* BEGIN SUPPLIED ENTRIES *

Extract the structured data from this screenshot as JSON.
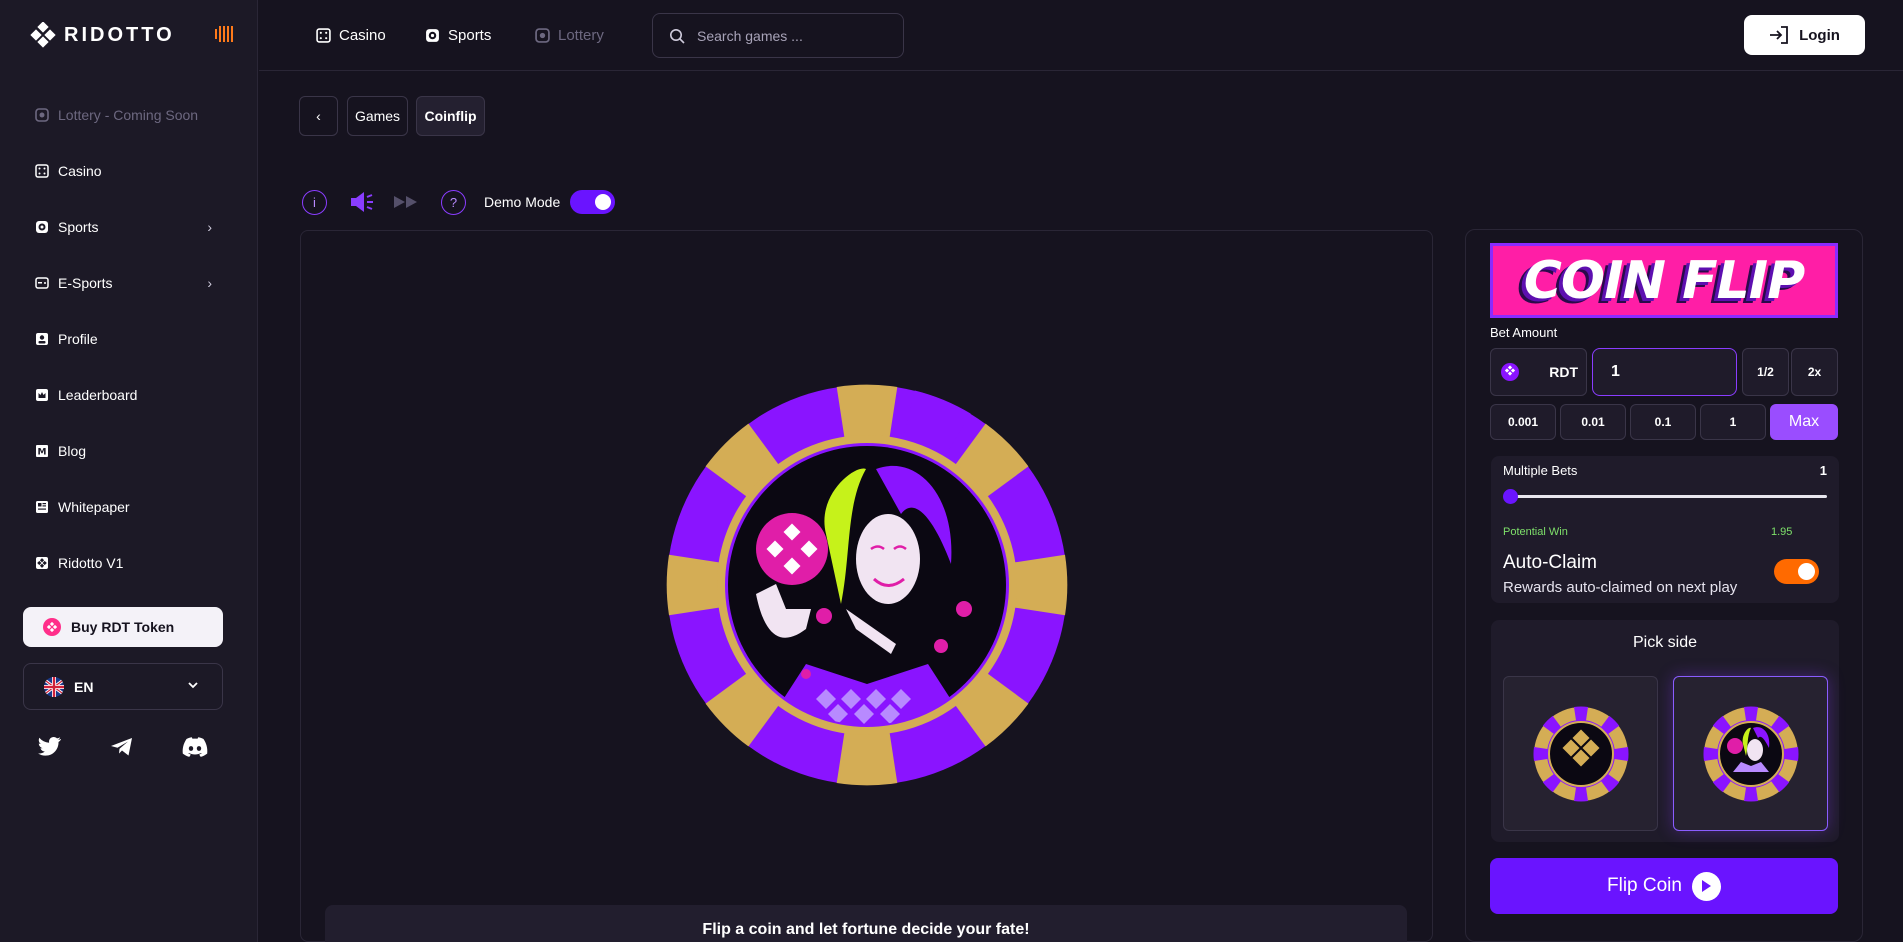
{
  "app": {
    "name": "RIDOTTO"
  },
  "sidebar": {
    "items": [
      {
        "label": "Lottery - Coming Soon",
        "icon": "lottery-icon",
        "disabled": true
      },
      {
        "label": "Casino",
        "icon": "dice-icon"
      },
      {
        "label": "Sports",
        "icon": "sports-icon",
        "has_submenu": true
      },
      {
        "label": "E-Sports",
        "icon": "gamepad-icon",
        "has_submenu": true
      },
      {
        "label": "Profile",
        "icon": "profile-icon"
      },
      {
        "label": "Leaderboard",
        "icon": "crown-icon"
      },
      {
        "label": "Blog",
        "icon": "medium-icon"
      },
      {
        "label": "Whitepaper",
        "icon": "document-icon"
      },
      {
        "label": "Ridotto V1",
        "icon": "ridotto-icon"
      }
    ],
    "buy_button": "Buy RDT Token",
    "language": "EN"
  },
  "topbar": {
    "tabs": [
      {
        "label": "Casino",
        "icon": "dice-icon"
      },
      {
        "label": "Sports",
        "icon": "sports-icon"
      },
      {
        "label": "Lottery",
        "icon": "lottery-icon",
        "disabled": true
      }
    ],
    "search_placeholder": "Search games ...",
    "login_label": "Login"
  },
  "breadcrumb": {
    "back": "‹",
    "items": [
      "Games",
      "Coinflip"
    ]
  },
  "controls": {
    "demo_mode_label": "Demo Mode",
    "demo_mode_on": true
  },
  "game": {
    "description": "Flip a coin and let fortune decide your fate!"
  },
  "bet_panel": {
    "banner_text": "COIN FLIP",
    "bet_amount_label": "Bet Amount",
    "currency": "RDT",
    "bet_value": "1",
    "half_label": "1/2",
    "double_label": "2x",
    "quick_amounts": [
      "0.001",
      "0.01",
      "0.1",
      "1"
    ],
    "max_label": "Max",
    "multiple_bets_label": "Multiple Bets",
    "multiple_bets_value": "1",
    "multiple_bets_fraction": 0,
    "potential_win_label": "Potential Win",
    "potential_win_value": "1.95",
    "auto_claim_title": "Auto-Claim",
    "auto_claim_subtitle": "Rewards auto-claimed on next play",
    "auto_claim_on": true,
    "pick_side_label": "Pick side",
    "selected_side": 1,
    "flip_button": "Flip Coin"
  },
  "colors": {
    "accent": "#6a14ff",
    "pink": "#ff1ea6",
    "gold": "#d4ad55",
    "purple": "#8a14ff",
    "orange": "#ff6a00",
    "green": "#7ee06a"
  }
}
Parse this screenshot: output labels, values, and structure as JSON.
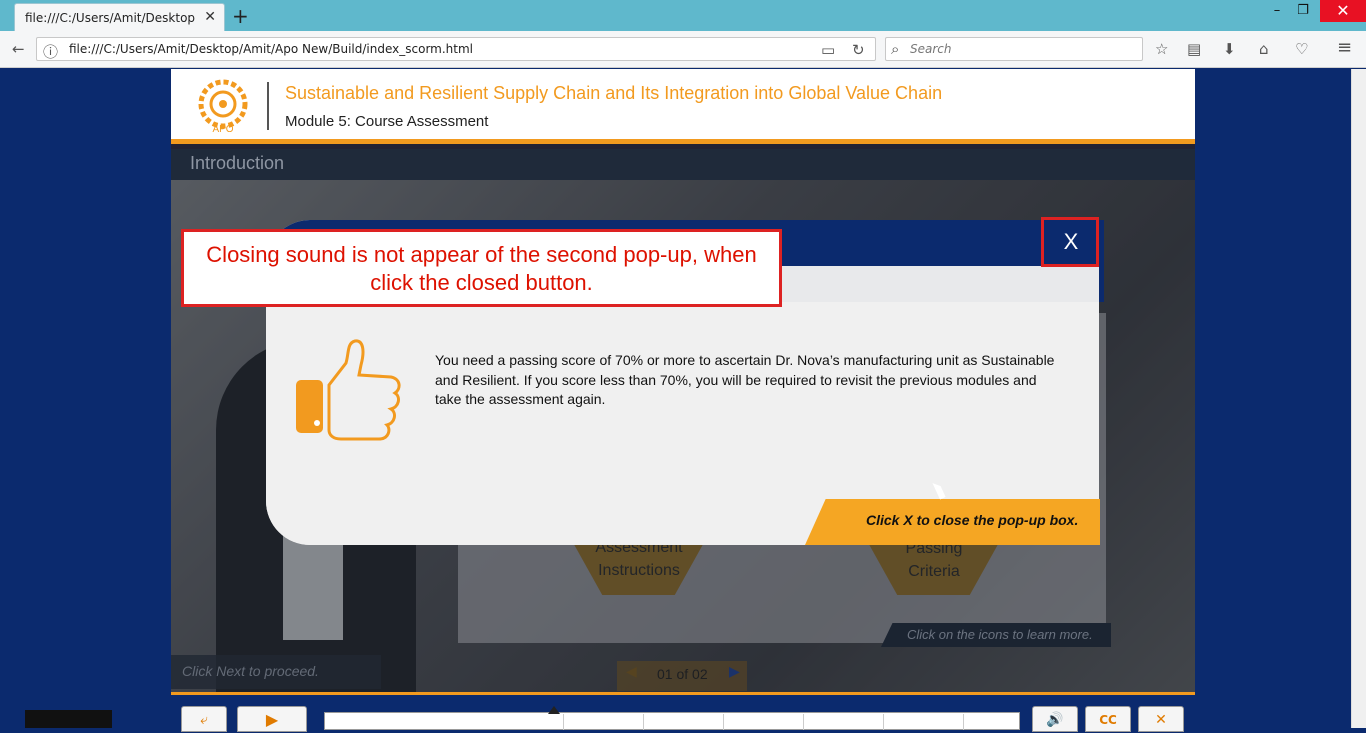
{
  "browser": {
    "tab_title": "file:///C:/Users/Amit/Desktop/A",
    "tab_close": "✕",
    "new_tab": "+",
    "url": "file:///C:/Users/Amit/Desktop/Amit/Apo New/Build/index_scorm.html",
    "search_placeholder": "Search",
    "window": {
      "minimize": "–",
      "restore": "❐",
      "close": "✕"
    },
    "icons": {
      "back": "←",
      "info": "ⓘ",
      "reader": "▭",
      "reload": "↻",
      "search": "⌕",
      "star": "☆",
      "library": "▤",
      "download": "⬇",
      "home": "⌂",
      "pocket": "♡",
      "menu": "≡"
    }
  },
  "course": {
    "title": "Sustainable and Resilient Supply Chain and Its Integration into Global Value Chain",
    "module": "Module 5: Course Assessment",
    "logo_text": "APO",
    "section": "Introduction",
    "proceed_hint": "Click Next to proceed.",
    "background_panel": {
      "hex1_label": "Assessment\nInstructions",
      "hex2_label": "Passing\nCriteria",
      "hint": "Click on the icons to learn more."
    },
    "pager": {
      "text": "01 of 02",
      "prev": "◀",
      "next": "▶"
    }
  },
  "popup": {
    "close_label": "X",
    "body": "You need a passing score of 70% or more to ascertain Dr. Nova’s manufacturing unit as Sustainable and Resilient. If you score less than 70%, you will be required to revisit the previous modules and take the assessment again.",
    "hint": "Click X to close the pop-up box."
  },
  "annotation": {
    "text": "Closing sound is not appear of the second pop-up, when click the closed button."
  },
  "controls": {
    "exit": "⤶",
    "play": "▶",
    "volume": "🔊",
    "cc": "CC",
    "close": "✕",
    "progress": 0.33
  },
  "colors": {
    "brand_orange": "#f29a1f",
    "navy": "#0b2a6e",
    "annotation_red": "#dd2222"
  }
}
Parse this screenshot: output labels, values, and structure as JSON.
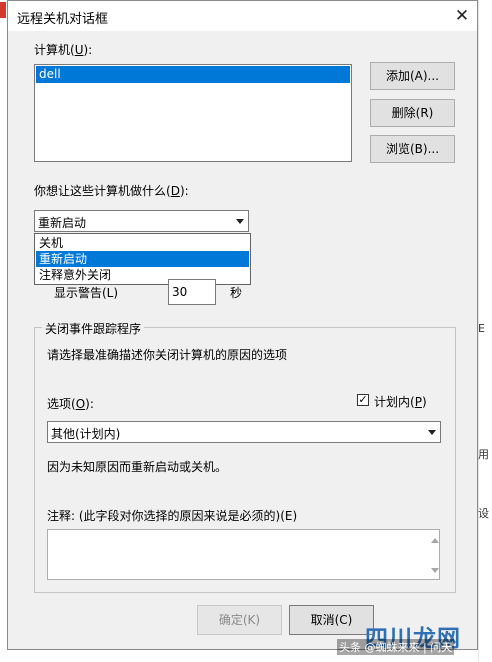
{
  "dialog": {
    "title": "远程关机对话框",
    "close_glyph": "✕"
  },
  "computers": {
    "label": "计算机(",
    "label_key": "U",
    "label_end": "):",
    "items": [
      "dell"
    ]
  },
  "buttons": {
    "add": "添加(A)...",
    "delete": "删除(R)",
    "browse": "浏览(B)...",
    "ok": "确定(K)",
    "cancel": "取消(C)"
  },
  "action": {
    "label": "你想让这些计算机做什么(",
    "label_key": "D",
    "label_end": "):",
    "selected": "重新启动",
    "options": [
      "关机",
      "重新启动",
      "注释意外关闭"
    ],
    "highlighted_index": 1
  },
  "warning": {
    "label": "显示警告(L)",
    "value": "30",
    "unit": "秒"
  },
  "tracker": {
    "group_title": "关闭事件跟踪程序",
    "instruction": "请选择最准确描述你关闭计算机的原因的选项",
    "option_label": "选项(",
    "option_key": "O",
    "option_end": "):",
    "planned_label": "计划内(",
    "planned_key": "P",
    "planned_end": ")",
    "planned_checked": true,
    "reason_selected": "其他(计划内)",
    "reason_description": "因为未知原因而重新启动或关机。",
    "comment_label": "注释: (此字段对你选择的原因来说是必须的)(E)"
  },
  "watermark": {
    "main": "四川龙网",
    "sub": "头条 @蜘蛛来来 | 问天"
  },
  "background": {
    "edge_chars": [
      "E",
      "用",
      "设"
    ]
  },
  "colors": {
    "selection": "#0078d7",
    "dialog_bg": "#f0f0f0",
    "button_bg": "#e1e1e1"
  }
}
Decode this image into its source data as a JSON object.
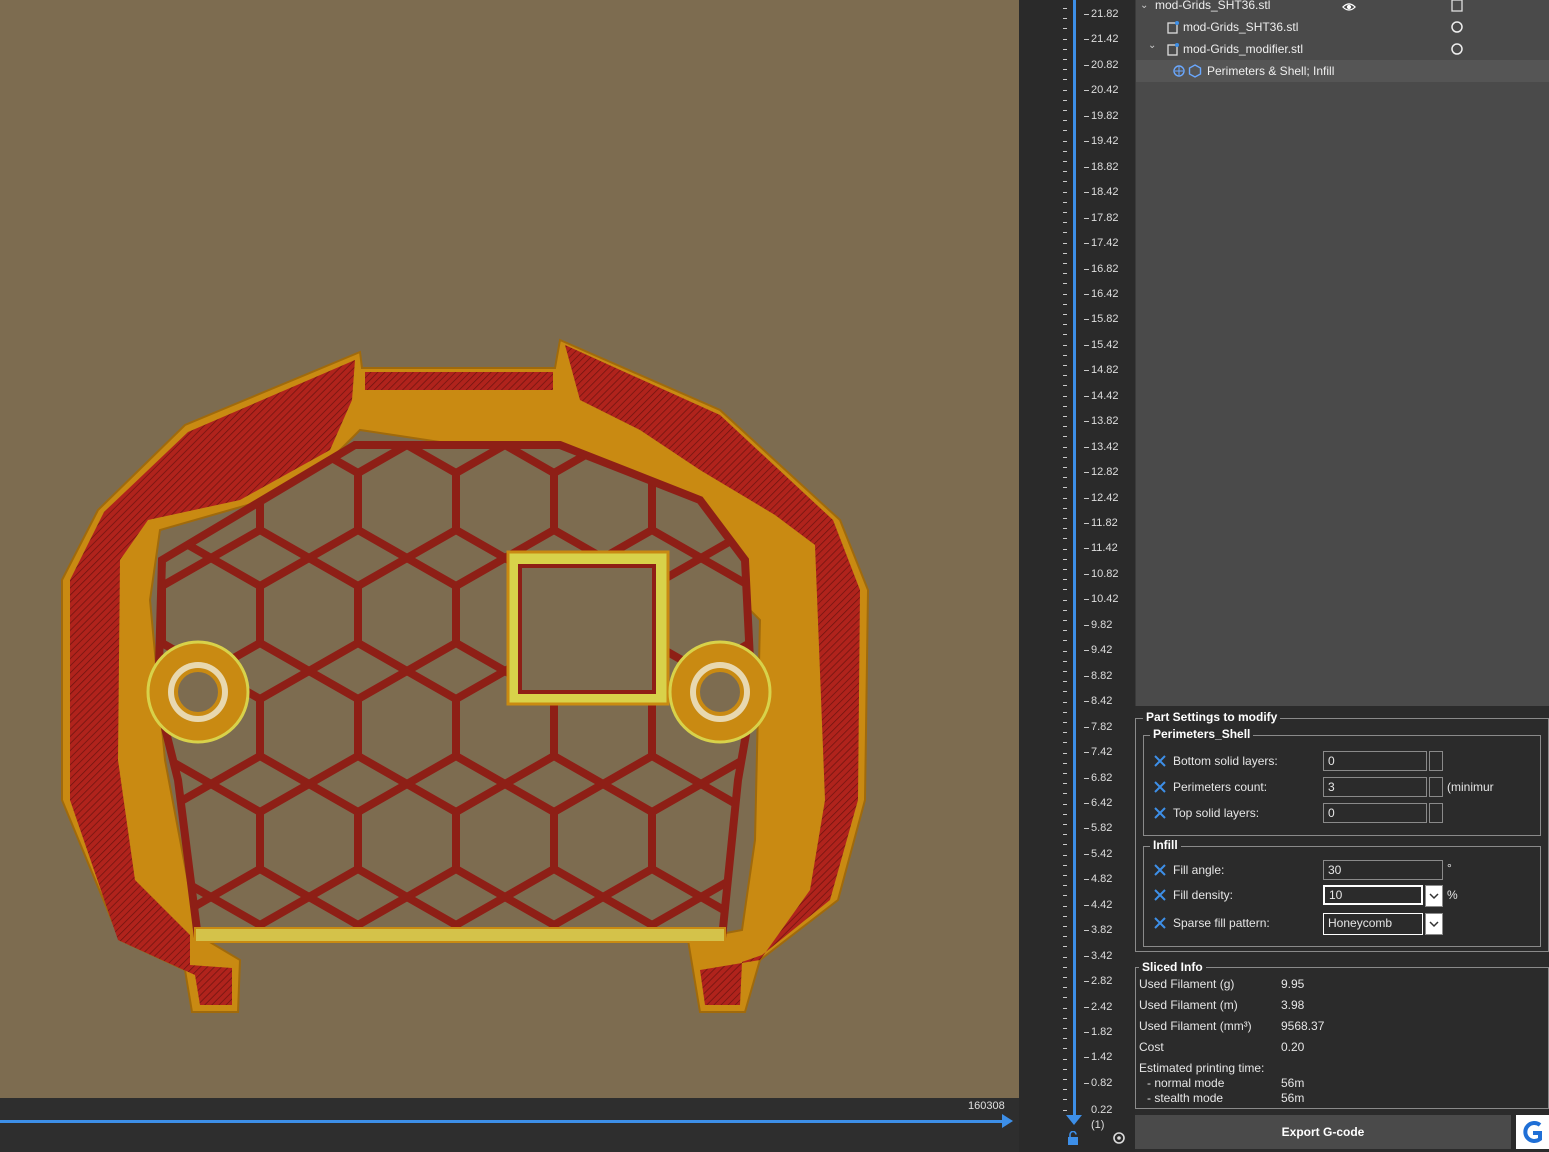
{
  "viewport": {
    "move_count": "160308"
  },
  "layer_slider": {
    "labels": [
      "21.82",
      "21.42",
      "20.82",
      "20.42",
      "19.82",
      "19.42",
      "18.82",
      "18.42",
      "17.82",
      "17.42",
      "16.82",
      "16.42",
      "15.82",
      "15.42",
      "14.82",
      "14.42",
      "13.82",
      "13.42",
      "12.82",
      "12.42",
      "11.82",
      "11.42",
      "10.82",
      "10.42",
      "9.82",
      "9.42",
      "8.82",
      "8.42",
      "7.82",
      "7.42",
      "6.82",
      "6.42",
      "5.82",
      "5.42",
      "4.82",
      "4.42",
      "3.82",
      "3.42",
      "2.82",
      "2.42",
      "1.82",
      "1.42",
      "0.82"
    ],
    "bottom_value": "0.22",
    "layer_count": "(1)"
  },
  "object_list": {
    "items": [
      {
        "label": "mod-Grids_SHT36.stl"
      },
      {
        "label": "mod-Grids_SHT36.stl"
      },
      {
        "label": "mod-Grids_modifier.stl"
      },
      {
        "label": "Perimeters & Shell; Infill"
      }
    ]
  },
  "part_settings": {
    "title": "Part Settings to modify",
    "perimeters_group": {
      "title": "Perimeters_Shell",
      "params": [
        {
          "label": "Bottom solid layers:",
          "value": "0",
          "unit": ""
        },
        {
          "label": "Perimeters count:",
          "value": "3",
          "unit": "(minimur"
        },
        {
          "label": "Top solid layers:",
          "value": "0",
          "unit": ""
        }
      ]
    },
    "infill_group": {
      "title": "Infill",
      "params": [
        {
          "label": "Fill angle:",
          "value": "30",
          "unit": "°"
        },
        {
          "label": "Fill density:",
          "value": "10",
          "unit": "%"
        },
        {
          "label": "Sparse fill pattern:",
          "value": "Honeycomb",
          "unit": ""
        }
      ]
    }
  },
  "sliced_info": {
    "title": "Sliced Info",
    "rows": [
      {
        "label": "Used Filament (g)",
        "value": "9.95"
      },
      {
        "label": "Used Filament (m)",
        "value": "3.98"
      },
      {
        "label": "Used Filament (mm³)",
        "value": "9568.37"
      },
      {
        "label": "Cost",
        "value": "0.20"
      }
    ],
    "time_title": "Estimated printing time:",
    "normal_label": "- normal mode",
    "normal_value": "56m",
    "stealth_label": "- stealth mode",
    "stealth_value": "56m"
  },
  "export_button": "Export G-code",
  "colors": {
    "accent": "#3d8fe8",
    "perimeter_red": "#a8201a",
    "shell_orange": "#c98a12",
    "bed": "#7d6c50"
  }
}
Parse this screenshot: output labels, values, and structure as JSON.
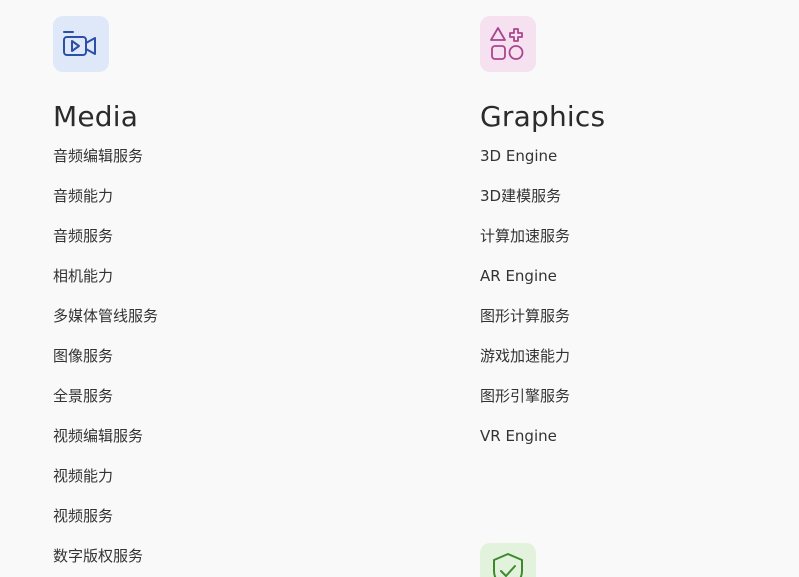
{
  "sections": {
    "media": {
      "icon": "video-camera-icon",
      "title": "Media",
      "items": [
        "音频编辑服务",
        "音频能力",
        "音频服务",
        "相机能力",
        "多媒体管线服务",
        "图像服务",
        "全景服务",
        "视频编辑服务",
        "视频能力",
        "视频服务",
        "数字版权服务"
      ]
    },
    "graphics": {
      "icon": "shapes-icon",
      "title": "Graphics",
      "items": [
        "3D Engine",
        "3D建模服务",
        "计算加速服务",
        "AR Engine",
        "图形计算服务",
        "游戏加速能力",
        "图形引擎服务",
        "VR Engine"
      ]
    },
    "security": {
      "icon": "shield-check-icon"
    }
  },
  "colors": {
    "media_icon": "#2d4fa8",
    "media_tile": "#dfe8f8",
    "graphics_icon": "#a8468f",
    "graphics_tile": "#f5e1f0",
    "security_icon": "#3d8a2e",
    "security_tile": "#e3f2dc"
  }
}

* END SUPPLIED ENTRIES *

Where a line in the entries holds "icons", copy that line.

SOLVED PROBLEM:
    "icons": {
      "hint": "Click on the icons to learn more."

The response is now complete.